[Data entries]
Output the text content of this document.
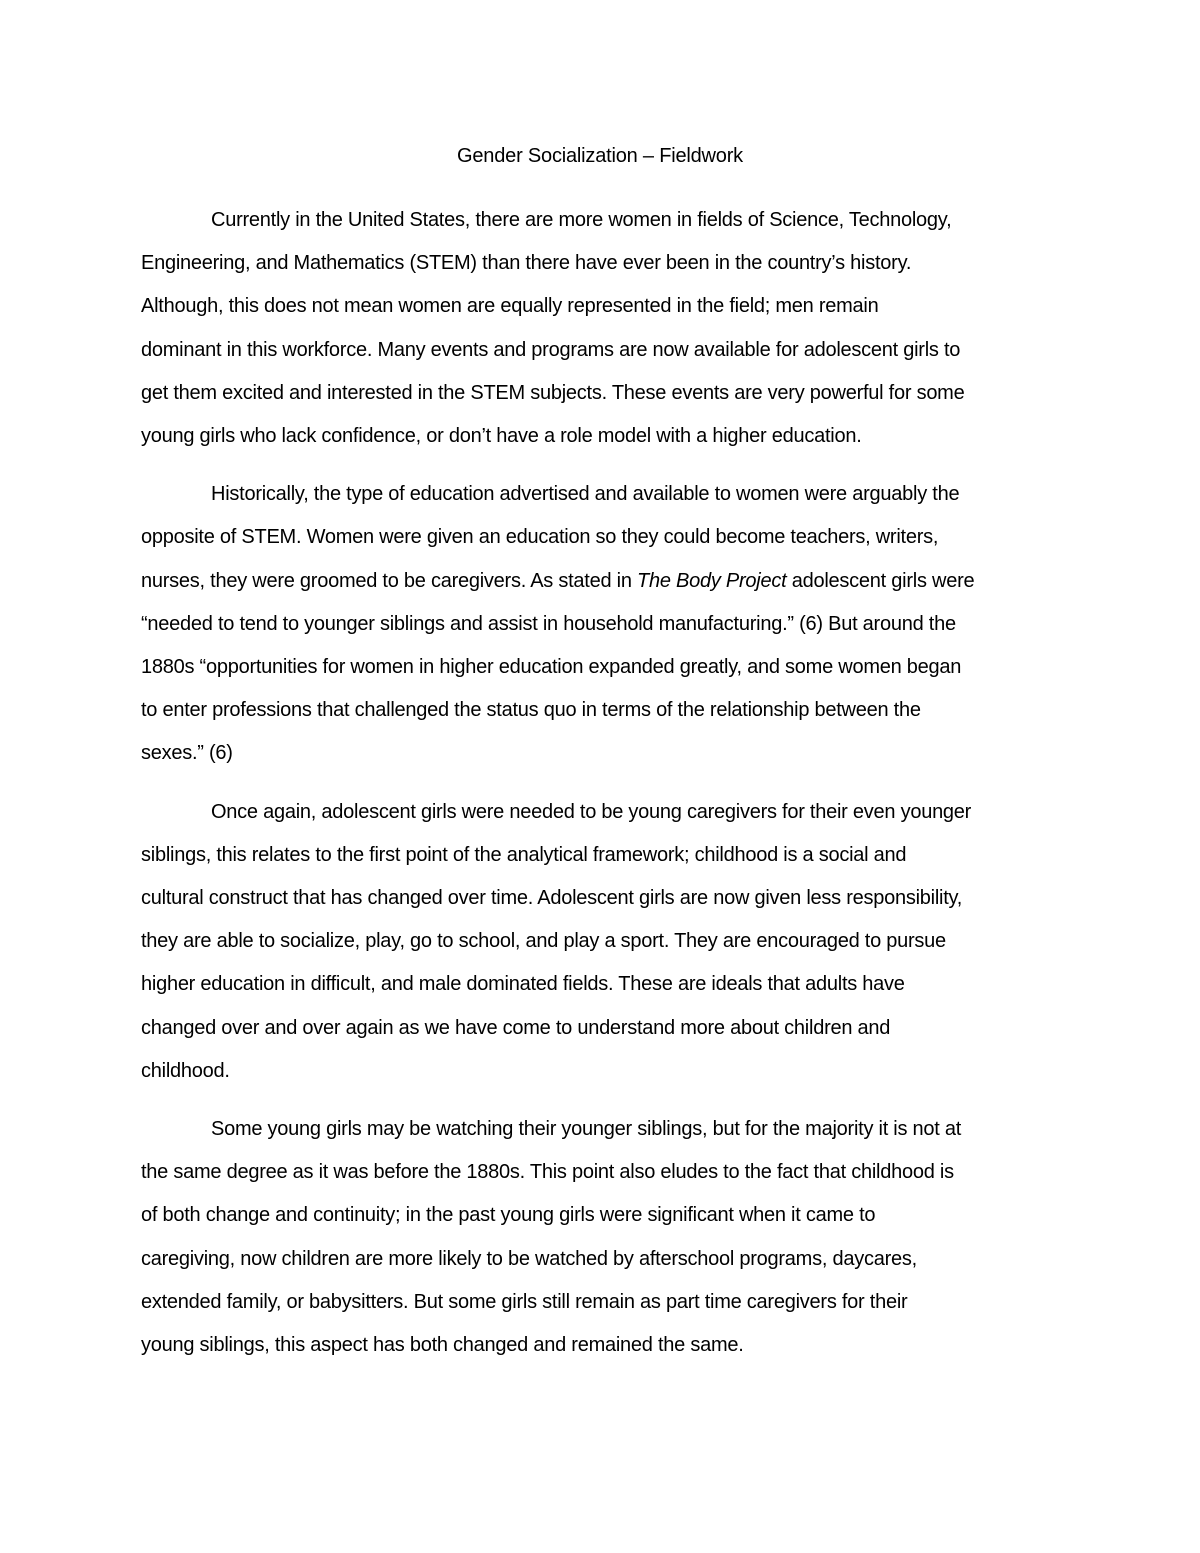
Gender Socialization – Fieldwork
Currently in the United States, there are more women in fields of Science, Technology,
Engineering, and Mathematics (STEM) than there have ever been in the country’s history.
Although, this does not mean women are equally represented in the field; men remain
dominant in this workforce. Many events and programs are now available for adolescent girls to
get them excited and interested in the STEM subjects. These events are very powerful for some
young girls who lack confidence, or don’t have a role model with a higher education.
Historically, the type of education advertised and available to women were arguably the
opposite of STEM. Women were given an education so they could become teachers, writers,
nurses, they were groomed to be caregivers. As stated in The Body Project adolescent girls were
“needed to tend to younger siblings and assist in household manufacturing.” (6) But around the
1880s “opportunities for women in higher education expanded greatly, and some women began
to enter professions that challenged the status quo in terms of the relationship between the
sexes.” (6)
Once again, adolescent girls were needed to be young caregivers for their even younger
siblings, this relates to the first point of the analytical framework; childhood is a social and
cultural construct that has changed over time. Adolescent girls are now given less responsibility,
they are able to socialize, play, go to school, and play a sport. They are encouraged to pursue
higher education in difficult, and male dominated fields. These are ideals that adults have
changed over and over again as we have come to understand more about children and
childhood.
Some young girls may be watching their younger siblings, but for the majority it is not at
the same degree as it was before the 1880s. This point also eludes to the fact that childhood is
of both change and continuity; in the past young girls were significant when it came to
caregiving, now children are more likely to be watched by afterschool programs, daycares,
extended family, or babysitters. But some girls still remain as part time caregivers for their
young siblings, this aspect has both changed and remained the same.
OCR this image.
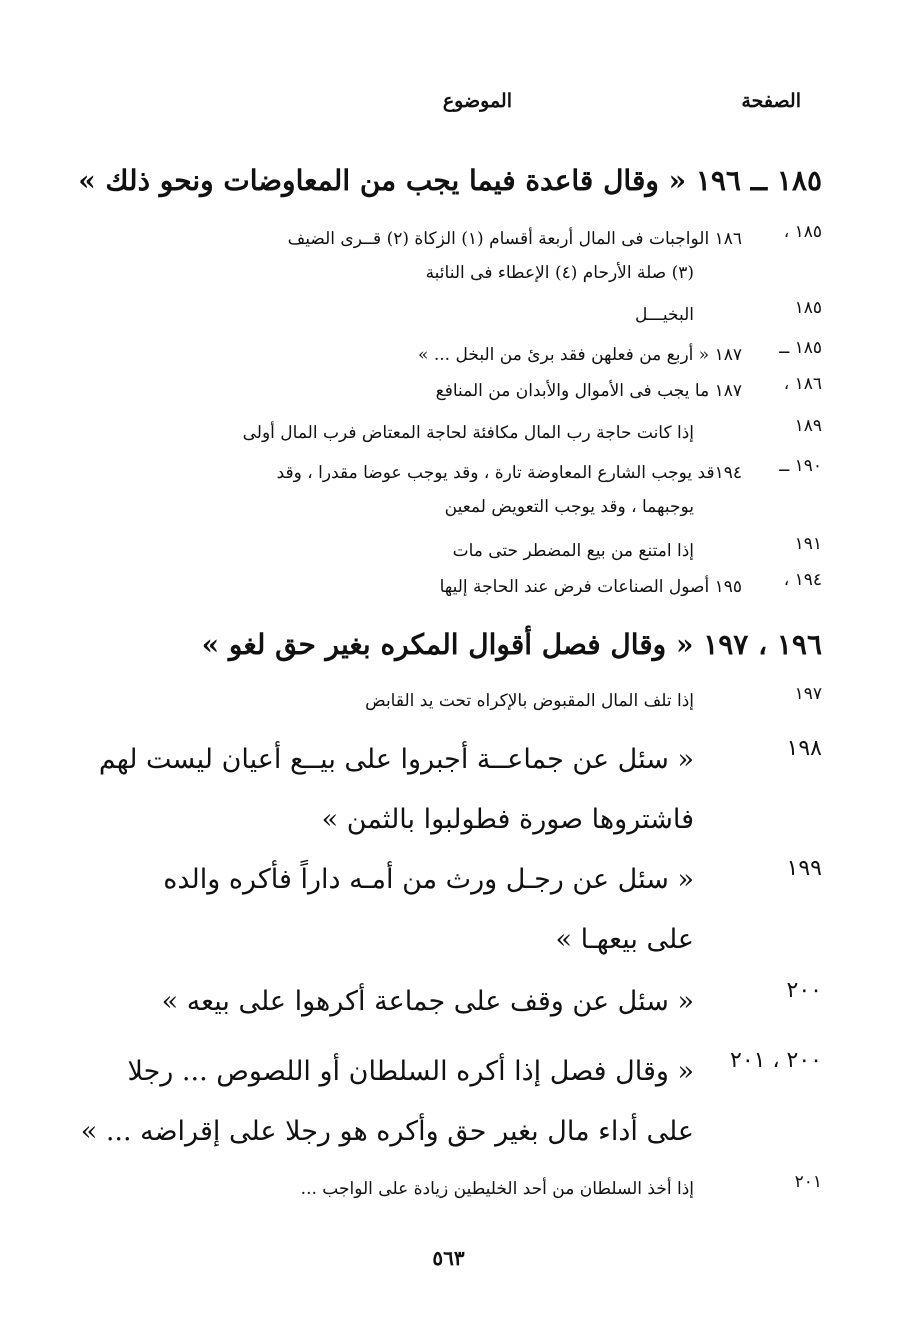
الصفحة
الموضوع
١٨٥ ــ ١٩٦ « وقال قاعدة فيما يجب من المعاوضات ونحو ذلك »
١٨٥ ،
١٨٦ الواجبات فى المال أربعة أقسام (١) الزكاة (٢) قــرى الضيف
(٣) صلة الأرحام (٤) الإعطاء فى النائبة
١٨٥
البخيـــل
١٨٥ ــ
١٨٧ « أربع من فعلهن فقد برئ من البخل ... »
١٨٦ ،
١٨٧ ما يجب فى الأموال والأبدان من المنافع
١٨٩
إذا كانت حاجة رب المال مكافئة لحاجة المعتاض فرب المال أولى
١٩٠ ــ
١٩٤قد يوجب الشارع المعاوضة تارة ، وقد يوجب عوضا مقدرا ، وقد
يوجبهما ، وقد يوجب التعويض لمعين
١٩١
إذا امتنع من بيع المضطر حتى مات
١٩٤ ،
١٩٥ أصول الصناعات فرض عند الحاجة إليها
١٩٦ ، ١٩٧ « وقال فصل أقوال المكره بغير حق لغو »
١٩٧
إذا تلف المال المقبوض بالإكراه تحت يد القابض
١٩٨
« سئل عن جماعــة أجبروا على بيــع أعيان ليست لهم
فاشتروها صورة فطولبوا بالثمن »
١٩٩
« سئل عن رجـل ورث من أمـه داراً فأكره والده
على بيعهـا »
٢٠٠
« سئل عن وقف على جماعة أكرهوا على بيعه »
٢٠٠ ، ٢٠١
« وقال فصل إذا أكره السلطان أو اللصوص ... رجلا
على أداء مال بغير حق وأكره هو رجلا على إقراضه ... »
٢٠١
إذا أخذ السلطان من أحد الخليطين زيادة على الواجب ...
٥٦٣
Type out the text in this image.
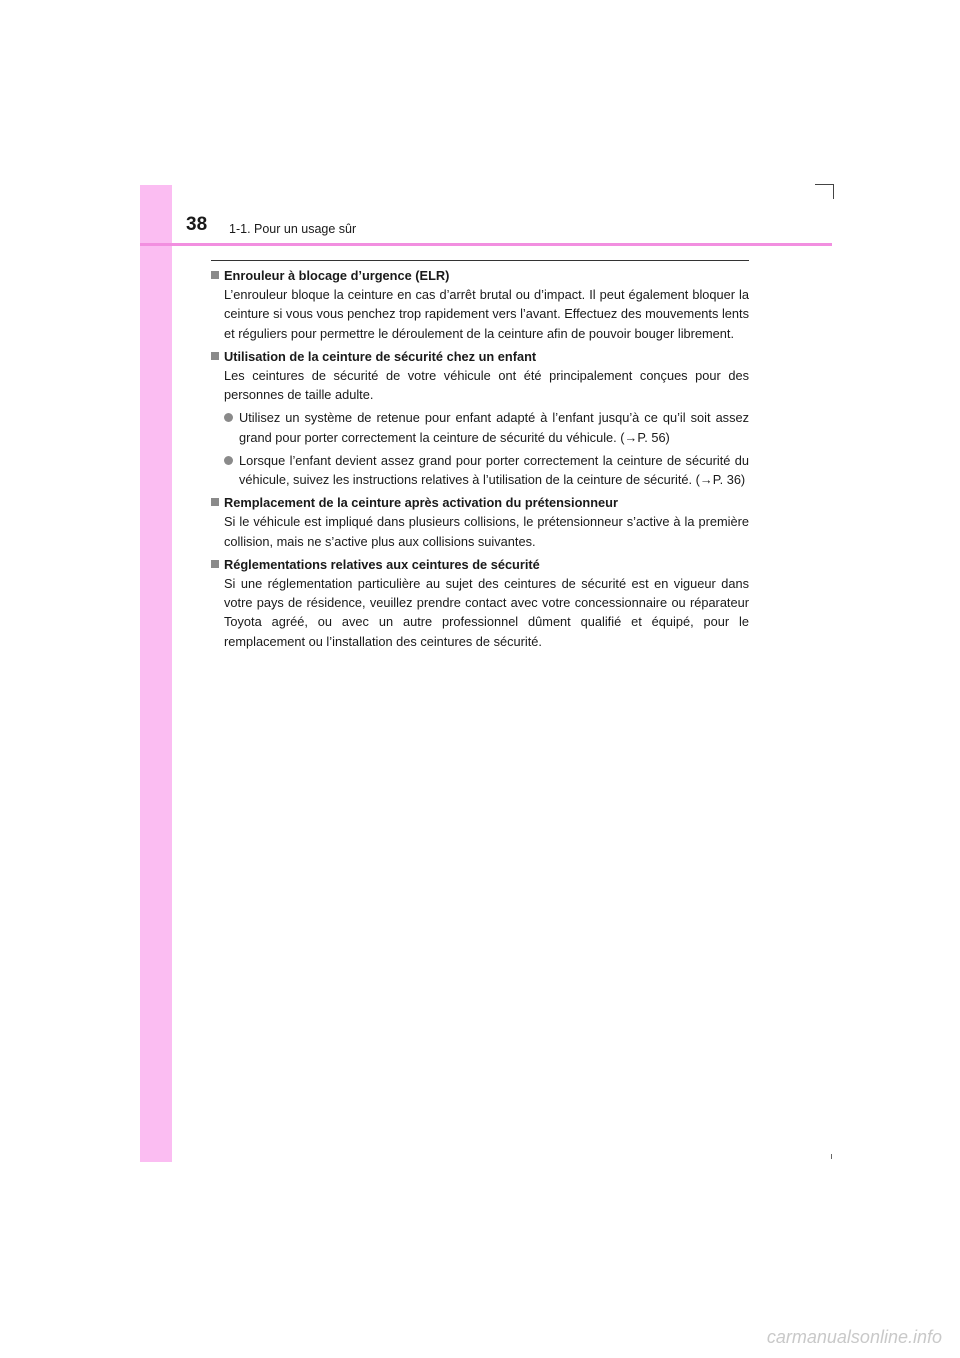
38 1-1. Pour un usage sûr
Enrouleur à blocage d’urgence (ELR)
L’enrouleur bloque la ceinture en cas d’arrêt brutal ou d’impact. Il peut également bloquer la ceinture si vous vous penchez trop rapidement vers l’avant. Effectuez des mouvements lents et réguliers pour permettre le déroulement de la ceinture afin de pouvoir bouger librement.
Utilisation de la ceinture de sécurité chez un enfant
Les ceintures de sécurité de votre véhicule ont été principalement conçues pour des personnes de taille adulte.
Utilisez un système de retenue pour enfant adapté à l’enfant jusqu’à ce qu’il soit assez grand pour porter correctement la ceinture de sécurité du véhicule. (→P. 56)
Lorsque l’enfant devient assez grand pour porter correctement la ceinture de sécurité du véhicule, suivez les instructions relatives à l’utilisation de la ceinture de sécurité. (→P. 36)
Remplacement de la ceinture après activation du prétensionneur
Si le véhicule est impliqué dans plusieurs collisions, le prétensionneur s’active à la première collision, mais ne s’active plus aux collisions suivantes.
Réglementations relatives aux ceintures de sécurité
Si une réglementation particulière au sujet des ceintures de sécurité est en vigueur dans votre pays de résidence, veuillez prendre contact avec votre concessionnaire ou réparateur Toyota agréé, ou avec un autre professionnel dûment qualifié et équipé, pour le remplacement ou l’installation des ceintures de sécurité.
carmanualsonline.info
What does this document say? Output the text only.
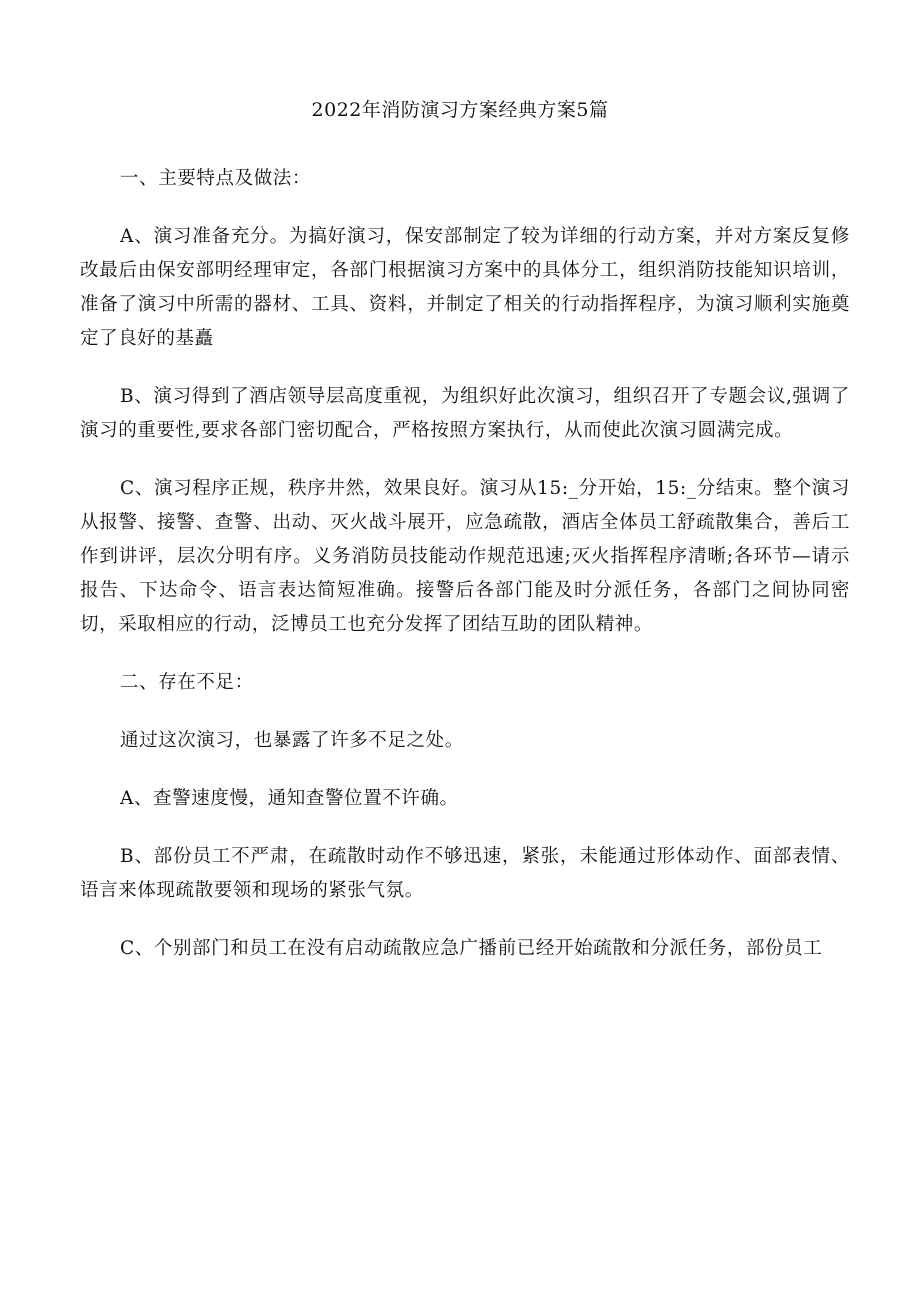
2022年消防演习方案经典方案5篇
一、主要特点及做法：

A、演习准备充分。为搞好演习，保安部制定了较为详细的行动方案，并对方案反复修改最后由保安部明经理审定，各部门根据演习方案中的具体分工，组织消防技能知识培训，准备了演习中所需的器材、工具、资料，并制定了相关的行动指挥程序，为演习顺利实施奠定了良好的基矗

B、演习得到了酒店领导层高度重视，为组织好此次演习，组织召开了专题会议,强调了演习的重要性,要求各部门密切配合，严格按照方案执行，从而使此次演习圆满完成。

C、演习程序正规，秩序井然，效果良好。演习从15:_分开始，15:_分结束。整个演习从报警、接警、查警、出动、灭火战斗展开，应急疏散，酒店全体员工舒疏散集合，善后工作到讲评，层次分明有序。义务消防员技能动作规范迅速;灭火指挥程序清晰;各环节—请示报告、下达命令、语言表达简短准确。接警后各部门能及时分派任务，各部门之间协同密切，采取相应的行动，泛博员工也充分发挥了团结互助的团队精神。

二、存在不足：

通过这次演习，也暴露了许多不足之处。

A、查警速度慢，通知查警位置不许确。

B、部份员工不严肃，在疏散时动作不够迅速，紧张，未能通过形体动作、面部表情、语言来体现疏散要领和现场的紧张气氛。

C、个别部门和员工在没有启动疏散应急广播前已经开始疏散和分派任务，部份员工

» **Problem**:
Return all of the entries exactly as written, but drop any pictures they hold.

» **The answer**:
Output the text content of this document.
Gender Socialization – Fieldwork
Currently in the United States, there are more women in fields of Science, Technology,
Engineering, and Mathematics (STEM) than there have ever been in the country’s history.
Although, this does not mean women are equally represented in the field; men remain
dominant in this workforce. Many events and programs are now available for adolescent girls to
get them excited and interested in the STEM subjects. These events are very powerful for some
young girls who lack confidence, or don’t have a role model with a higher education.
Historically, the type of education advertised and available to women were arguably the
opposite of STEM. Women were given an education so they could become teachers, writers,
nurses, they were groomed to be caregivers. As stated in The Body Project adolescent girls were
“needed to tend to younger siblings and assist in household manufacturing.” (6) But around the
1880s “opportunities for women in higher education expanded greatly, and some women began
to enter professions that challenged the status quo in terms of the relationship between the
sexes.” (6)
Once again, adolescent girls were needed to be young caregivers for their even younger
siblings, this relates to the first point of the analytical framework; childhood is a social and
cultural construct that has changed over time. Adolescent girls are now given less responsibility,
they are able to socialize, play, go to school, and play a sport. They are encouraged to pursue
higher education in difficult, and male dominated fields. These are ideals that adults have
changed over and over again as we have come to understand more about children and
childhood.
Some young girls may be watching their younger siblings, but for the majority it is not at
the same degree as it was before the 1880s. This point also eludes to the fact that childhood is
of both change and continuity; in the past young girls were significant when it came to
caregiving, now children are more likely to be watched by afterschool programs, daycares,
extended family, or babysitters. But some girls still remain as part time caregivers for their
young siblings, this aspect has both changed and remained the same.
OCR this image.
الصفحة
الموضوع
١٨٥ ــ ١٩٦ « وقال قاعدة فيما يجب من المعاوضات ونحو ذلك »
١٨٥ ،
١٨٦ الواجبات فى المال أربعة أقسام (١) الزكاة (٢) قــرى الضيف
(٣) صلة الأرحام (٤) الإعطاء فى النائبة
١٨٥
البخيـــل
١٨٥ ــ
١٨٧ « أربع من فعلهن فقد برئ من البخل ... »
١٨٦ ،
١٨٧ ما يجب فى الأموال والأبدان من المنافع
١٨٩
إذا كانت حاجة رب المال مكافئة لحاجة المعتاض فرب المال أولى
١٩٠ ــ
١٩٤قد يوجب الشارع المعاوضة تارة ، وقد يوجب عوضا مقدرا ، وقد
يوجبهما ، وقد يوجب التعويض لمعين
١٩١
إذا امتنع من بيع المضطر حتى مات
١٩٤ ،
١٩٥ أصول الصناعات فرض عند الحاجة إليها
١٩٦ ، ١٩٧ « وقال فصل أقوال المكره بغير حق لغو »
١٩٧
إذا تلف المال المقبوض بالإكراه تحت يد القابض
١٩٨
« سئل عن جماعــة أجبروا على بيــع أعيان ليست لهم
فاشتروها صورة فطولبوا بالثمن »
١٩٩
« سئل عن رجـل ورث من أمـه داراً فأكره والده
على بيعهـا »
٢٠٠
« سئل عن وقف على جماعة أكرهوا على بيعه »
٢٠٠ ، ٢٠١
« وقال فصل إذا أكره السلطان أو اللصوص ... رجلا
على أداء مال بغير حق وأكره هو رجلا على إقراضه ... »
٢٠١
إذا أخذ السلطان من أحد الخليطين زيادة على الواجب ...
٥٦٣
Type out the text in this image.
38 1-1. Pour un usage sûr
Enrouleur à blocage d’urgence (ELR)
L’enrouleur bloque la ceinture en cas d’arrêt brutal ou d’impact. Il peut également bloquer la ceinture si vous vous penchez trop rapidement vers l’avant. Effectuez des mouvements lents et réguliers pour permettre le déroulement de la ceinture afin de pouvoir bouger librement.
Utilisation de la ceinture de sécurité chez un enfant
Les ceintures de sécurité de votre véhicule ont été principalement conçues pour des personnes de taille adulte.
Utilisez un système de retenue pour enfant adapté à l’enfant jusqu’à ce qu’il soit assez grand pour porter correctement la ceinture de sécurité du véhicule. (→P. 56)
Lorsque l’enfant devient assez grand pour porter correctement la ceinture de sécurité du véhicule, suivez les instructions relatives à l’utilisation de la ceinture de sécurité. (→P. 36)
Remplacement de la ceinture après activation du prétensionneur
Si le véhicule est impliqué dans plusieurs collisions, le prétensionneur s’active à la première collision, mais ne s’active plus aux collisions suivantes.
Réglementations relatives aux ceintures de sécurité
Si une réglementation particulière au sujet des ceintures de sécurité est en vigueur dans votre pays de résidence, veuillez prendre contact avec votre concessionnaire ou réparateur Toyota agréé, ou avec un autre professionnel dûment qualifié et équipé, pour le remplacement ou l’installation des ceintures de sécurité.
carmanualsonline.info
What does this document say? Output the text only.
2022年消防演习方案经典方案5篇
一、主要特点及做法：

A、演习准备充分。为搞好演习，保安部制定了较为详细的行动方案，并对方案反复修改最后由保安部明经理审定，各部门根据演习方案中的具体分工，组织消防技能知识培训，准备了演习中所需的器材、工具、资料，并制定了相关的行动指挥程序，为演习顺利实施奠定了良好的基矗

B、演习得到了酒店领导层高度重视，为组织好此次演习，组织召开了专题会议,强调了演习的重要性,要求各部门密切配合，严格按照方案执行，从而使此次演习圆满完成。

C、演习程序正规，秩序井然，效果良好。演习从15:_分开始，15:_分结束。整个演习从报警、接警、查警、出动、灭火战斗展开，应急疏散，酒店全体员工舒疏散集合，善后工作到讲评，层次分明有序。义务消防员技能动作规范迅速;灭火指挥程序清晰;各环节—请示报告、下达命令、语言表达简短准确。接警后各部门能及时分派任务，各部门之间协同密切，采取相应的行动，泛博员工也充分发挥了团结互助的团队精神。

二、存在不足：

通过这次演习，也暴露了许多不足之处。

A、查警速度慢，通知查警位置不许确。

B、部份员工不严肃，在疏散时动作不够迅速，紧张，未能通过形体动作、面部表情、语言来体现疏散要领和现场的紧张气氛。

C、个别部门和员工在没有启动疏散应急广播前已经开始疏散和分派任务，部份员工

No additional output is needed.